*TASK ITEM:*
Below are some entries. Copy each line in them that holds "yellow".

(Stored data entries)
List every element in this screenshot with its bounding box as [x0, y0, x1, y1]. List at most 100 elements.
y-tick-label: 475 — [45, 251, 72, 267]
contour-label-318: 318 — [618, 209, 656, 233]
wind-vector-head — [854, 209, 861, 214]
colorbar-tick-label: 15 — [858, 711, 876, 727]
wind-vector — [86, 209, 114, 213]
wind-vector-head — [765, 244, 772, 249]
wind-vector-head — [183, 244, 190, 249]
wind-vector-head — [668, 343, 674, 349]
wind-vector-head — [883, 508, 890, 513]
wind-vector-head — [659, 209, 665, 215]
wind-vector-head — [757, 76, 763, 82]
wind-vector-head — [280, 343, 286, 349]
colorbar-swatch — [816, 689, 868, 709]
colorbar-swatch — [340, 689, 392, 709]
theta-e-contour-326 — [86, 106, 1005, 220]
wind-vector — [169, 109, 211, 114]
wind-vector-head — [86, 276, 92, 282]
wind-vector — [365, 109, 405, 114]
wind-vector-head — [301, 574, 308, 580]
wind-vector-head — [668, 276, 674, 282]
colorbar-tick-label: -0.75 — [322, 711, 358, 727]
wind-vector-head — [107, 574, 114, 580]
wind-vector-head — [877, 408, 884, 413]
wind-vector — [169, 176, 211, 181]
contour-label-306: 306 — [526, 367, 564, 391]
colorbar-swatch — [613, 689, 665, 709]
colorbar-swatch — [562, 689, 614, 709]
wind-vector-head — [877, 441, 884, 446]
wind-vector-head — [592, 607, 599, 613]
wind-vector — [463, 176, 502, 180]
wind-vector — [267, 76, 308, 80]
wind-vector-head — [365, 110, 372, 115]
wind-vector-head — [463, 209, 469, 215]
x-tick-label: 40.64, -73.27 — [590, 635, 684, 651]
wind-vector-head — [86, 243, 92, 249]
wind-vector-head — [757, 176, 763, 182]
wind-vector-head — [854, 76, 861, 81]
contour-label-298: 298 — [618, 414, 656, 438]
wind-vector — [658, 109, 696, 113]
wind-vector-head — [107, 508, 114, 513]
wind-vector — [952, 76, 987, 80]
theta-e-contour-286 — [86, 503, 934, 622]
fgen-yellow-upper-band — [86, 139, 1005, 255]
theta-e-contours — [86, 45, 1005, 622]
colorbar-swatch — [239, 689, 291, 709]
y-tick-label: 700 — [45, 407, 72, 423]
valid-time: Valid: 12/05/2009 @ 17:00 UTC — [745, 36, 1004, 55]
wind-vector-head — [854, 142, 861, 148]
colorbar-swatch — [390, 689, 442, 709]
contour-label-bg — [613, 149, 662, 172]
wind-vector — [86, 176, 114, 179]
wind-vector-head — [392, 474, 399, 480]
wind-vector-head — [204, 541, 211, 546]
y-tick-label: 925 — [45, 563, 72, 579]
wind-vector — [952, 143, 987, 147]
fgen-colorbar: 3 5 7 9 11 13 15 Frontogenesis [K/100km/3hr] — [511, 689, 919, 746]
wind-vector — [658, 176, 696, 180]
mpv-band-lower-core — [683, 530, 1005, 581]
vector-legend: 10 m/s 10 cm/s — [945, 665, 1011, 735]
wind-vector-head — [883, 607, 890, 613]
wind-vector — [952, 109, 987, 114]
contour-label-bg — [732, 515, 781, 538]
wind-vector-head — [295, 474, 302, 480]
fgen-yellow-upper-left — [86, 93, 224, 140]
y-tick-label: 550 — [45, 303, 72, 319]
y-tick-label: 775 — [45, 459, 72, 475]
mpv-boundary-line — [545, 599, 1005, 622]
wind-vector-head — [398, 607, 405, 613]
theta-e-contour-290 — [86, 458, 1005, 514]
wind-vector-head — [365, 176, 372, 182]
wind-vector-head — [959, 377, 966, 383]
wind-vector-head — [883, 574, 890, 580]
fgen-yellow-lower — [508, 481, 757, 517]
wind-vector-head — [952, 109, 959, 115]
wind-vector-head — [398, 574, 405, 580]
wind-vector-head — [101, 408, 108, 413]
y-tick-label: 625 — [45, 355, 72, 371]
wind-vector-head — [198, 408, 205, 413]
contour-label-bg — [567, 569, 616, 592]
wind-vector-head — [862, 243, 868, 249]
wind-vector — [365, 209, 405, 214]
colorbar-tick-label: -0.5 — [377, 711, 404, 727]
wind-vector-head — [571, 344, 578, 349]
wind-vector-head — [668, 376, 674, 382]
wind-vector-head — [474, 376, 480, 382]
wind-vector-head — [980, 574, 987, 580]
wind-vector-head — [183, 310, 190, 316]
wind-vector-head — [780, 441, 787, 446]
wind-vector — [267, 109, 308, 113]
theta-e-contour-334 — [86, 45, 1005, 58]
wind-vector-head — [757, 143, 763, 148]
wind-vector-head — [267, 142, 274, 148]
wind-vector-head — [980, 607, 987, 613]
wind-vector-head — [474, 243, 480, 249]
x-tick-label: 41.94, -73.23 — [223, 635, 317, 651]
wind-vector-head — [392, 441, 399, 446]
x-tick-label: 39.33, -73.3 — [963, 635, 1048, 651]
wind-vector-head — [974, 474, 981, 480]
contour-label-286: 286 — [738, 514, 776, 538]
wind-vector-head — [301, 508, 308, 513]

*RESULT FOR THIS TASK:*
fgen-yellow-upper-band — [86, 139, 1005, 255]
fgen-yellow-upper-left — [86, 93, 224, 140]
fgen-yellow-lower — [508, 481, 757, 517]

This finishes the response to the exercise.